**Your task**.
Report how many lines hold the word "images"; answer with the number alone.

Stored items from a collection
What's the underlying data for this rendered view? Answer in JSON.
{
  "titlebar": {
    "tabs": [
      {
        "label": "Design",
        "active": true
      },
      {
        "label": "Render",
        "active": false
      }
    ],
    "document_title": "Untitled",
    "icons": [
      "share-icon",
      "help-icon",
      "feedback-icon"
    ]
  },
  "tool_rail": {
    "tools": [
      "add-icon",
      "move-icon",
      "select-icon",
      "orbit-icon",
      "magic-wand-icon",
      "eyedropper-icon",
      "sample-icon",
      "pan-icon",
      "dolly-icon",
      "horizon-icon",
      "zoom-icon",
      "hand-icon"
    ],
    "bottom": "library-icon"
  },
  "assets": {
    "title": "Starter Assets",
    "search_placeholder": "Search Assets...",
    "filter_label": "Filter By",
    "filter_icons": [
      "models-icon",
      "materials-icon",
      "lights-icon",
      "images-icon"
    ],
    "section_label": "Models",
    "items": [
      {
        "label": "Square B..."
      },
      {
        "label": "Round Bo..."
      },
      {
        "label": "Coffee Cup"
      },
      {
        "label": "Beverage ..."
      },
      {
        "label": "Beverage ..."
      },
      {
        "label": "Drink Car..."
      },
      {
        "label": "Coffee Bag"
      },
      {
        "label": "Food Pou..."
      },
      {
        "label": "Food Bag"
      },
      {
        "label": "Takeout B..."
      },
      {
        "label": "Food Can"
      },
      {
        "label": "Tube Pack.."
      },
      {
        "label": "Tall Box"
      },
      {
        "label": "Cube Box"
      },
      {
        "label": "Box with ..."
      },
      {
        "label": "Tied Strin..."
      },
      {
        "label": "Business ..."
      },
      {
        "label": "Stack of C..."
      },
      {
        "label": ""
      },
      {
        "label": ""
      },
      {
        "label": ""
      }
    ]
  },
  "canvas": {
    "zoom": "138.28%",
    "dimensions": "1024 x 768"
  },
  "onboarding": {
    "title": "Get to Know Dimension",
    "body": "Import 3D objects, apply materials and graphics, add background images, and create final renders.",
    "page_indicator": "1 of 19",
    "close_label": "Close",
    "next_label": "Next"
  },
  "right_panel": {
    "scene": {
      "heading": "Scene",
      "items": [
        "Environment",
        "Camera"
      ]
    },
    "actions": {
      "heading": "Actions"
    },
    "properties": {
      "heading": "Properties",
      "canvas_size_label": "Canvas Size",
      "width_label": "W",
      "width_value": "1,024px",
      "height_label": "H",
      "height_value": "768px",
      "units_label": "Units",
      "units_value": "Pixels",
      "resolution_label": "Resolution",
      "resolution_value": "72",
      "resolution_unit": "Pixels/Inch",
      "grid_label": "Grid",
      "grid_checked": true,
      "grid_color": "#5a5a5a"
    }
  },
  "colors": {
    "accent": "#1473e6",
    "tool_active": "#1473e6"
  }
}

**Response**.
2